FRAGMENTO DE PÁGINA -
┌──
Así pues, ¿por qué son tan numerosas las razones para hablar del placer? Porque en ningún caso es un vituperio para la vejez, por el contrario, es la mayor alabanza. La vejez no busca el placer con excesivo deseo. Se abstiene de los banquetes, de las indigestiones, de las frecuentes orgías, por tanto de la embriaguez, y de los insomnios. Sin embargo si algo debe adjudicarse al placer, ya que difícilmente nos resistimos a sus caricias es el poder disfrutar con sus contertulios porque la vejez se abstiene de los desmesurados banquetes. Pues como decía el divino Platón: "el placer es el incentivo de todos los males, ya que éste arrastra a los hombres como el anzuelo a los peces".
Sinceramente, yo no sólo disfruto del deleite de la conversación, con los de mi edad, que ya quedan pocos, sino también con los de la vuestra y con vosotros. Tengo que estar agradecido a la vejez que ha acrecentado en mí el interés por la conversación y ha dejado en segundo puesto el beber y el comer. Por lo tanto no comprendo por qué la vejez ha de ser insensible ante esos placeres, si esto también deleita a otros. De ningún modo se debe considerar que he declarado la guerra al placer, el cual, tal vez, sea una característica natural. A mí en verdad me agrada presidir el banquete, costumbre instituida por nuestros mayores. También me agrada el brindis, que, según los antepasados, lo pronuncia el "princeps" con la copa en la mano. Con copas pequeñas y apenas salpicadas de licores, al frescos en verano, al sol frente al fuego en invierno, como en el "simposio" de Jenofonte. Estos placeres suelo disfrutarlos en mis posesiones de Sabina, conversando todo cuanto podemos, hasta altas horas de la noche y los completo cada día en reunión con mis vecinos. Pero no me diréis que es muy grande en los ancianos esa especie de deseo por los placeres. Al contrario, yo creo que ni siquiera se apetecen. Nada es molesto si no se desea. Sófocles respondió correctamente cuando alguien le preguntó si en esa edad gozaba de los placeres de Venus: "¡Los dioses me guarden, ciertamente huí de ellos libremente como de un tirano, posesivo y salvaje!" En
efecto puede ser quizás odioso y molesto carecer del placer del amor, sin embargo una vez satisfecho hasta la saciedad, es mejor su carencia que su goce, aunque quien no lo desea no carece de él, por lo tanto es mejor, creo yo, no desearlo. Según hemos dicho, la juventud goza de los placeres intensamente. Se disfruta primero de las pequeñas cosas, después de los mismos placeres que la vejez, aunque no con la misma intensidad.
El que está en la primera fila disfruta más del espectáculo, pero también disfruta el que lo ve desde la última. Del mismo modo que la juventud disfruta de los placeres más de cerca, también los ancianos disfrutan lo suficiente observándolos desde lejos.
└──
DATOS -
┌──
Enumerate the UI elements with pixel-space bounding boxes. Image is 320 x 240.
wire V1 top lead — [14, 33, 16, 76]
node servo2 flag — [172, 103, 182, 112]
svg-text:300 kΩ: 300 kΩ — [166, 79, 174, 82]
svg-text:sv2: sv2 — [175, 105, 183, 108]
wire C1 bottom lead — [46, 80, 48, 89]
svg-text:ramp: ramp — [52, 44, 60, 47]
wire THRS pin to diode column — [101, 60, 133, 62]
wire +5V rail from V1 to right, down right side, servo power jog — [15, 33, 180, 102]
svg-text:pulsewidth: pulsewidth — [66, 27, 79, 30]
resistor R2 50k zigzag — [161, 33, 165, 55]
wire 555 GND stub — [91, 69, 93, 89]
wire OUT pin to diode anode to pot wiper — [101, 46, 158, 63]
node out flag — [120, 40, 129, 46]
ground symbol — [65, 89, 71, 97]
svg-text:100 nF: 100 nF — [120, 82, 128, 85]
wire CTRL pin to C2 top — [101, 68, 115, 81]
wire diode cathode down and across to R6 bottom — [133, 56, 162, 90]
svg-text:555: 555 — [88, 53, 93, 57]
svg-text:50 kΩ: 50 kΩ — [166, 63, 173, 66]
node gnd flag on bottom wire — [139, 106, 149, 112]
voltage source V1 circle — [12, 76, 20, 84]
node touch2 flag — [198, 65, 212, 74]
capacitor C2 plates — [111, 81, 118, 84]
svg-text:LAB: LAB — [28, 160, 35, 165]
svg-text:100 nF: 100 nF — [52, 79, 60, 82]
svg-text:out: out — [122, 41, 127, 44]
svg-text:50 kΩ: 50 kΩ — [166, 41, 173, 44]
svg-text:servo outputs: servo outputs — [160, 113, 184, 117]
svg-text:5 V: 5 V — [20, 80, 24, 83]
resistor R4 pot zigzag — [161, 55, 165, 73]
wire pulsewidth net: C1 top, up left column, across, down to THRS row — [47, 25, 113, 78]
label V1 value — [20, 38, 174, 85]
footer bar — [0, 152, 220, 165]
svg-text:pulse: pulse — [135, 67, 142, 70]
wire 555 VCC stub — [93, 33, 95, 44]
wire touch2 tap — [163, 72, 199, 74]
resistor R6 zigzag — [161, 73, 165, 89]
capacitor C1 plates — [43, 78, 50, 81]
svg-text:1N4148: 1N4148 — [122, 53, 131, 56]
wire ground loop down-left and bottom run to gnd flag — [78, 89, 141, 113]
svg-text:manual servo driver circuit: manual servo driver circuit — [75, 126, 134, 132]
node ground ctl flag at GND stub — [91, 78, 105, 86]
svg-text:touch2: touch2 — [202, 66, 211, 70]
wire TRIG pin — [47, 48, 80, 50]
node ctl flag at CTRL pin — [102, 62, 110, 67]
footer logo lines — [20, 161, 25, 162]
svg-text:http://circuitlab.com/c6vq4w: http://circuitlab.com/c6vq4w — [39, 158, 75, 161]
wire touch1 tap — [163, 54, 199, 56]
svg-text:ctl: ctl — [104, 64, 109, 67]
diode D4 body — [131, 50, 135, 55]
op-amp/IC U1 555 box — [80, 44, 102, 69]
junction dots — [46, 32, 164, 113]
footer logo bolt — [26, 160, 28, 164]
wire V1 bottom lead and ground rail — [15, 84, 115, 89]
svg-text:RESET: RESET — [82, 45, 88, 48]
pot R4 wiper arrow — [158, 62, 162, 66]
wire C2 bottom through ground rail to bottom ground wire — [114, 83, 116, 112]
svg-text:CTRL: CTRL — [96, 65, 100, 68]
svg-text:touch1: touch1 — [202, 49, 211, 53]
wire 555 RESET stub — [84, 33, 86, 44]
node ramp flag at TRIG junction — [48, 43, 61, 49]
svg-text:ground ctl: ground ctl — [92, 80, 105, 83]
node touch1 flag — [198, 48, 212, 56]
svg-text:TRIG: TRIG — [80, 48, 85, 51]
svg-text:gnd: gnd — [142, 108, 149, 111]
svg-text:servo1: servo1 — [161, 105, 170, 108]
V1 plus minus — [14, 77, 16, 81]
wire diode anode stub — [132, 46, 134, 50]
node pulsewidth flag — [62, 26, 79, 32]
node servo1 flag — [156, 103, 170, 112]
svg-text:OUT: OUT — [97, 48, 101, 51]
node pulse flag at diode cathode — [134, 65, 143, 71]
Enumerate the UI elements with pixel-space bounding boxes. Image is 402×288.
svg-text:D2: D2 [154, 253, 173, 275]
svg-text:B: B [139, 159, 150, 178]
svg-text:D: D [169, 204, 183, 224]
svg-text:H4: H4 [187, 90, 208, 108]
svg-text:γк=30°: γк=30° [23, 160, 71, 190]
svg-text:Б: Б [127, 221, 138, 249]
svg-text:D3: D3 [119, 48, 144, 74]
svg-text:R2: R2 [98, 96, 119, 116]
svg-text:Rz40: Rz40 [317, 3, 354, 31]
└──
TAREA 1 -
Reproduce literalmente el texto sobre la vejez y el placer desde "El que está" hasta "observándolos desde lejos.", ambos incluidos.
TAREA 2 -
Según el texto sobre la vejez y el placer, ¿dónde suele disfrutar el hablante de los banquetes y la conversación?

RESULTADO 1 -
El que está en la primera fila disfruta más del espectáculo, pero también disfruta el que lo ve desde la última. Del mismo modo que la juventud disfruta de los placeres más de cerca, también los ancianos disfrutan lo suficiente observándolos desde lejos.

RESULTADO 2 -
En sus posesiones de Sabina.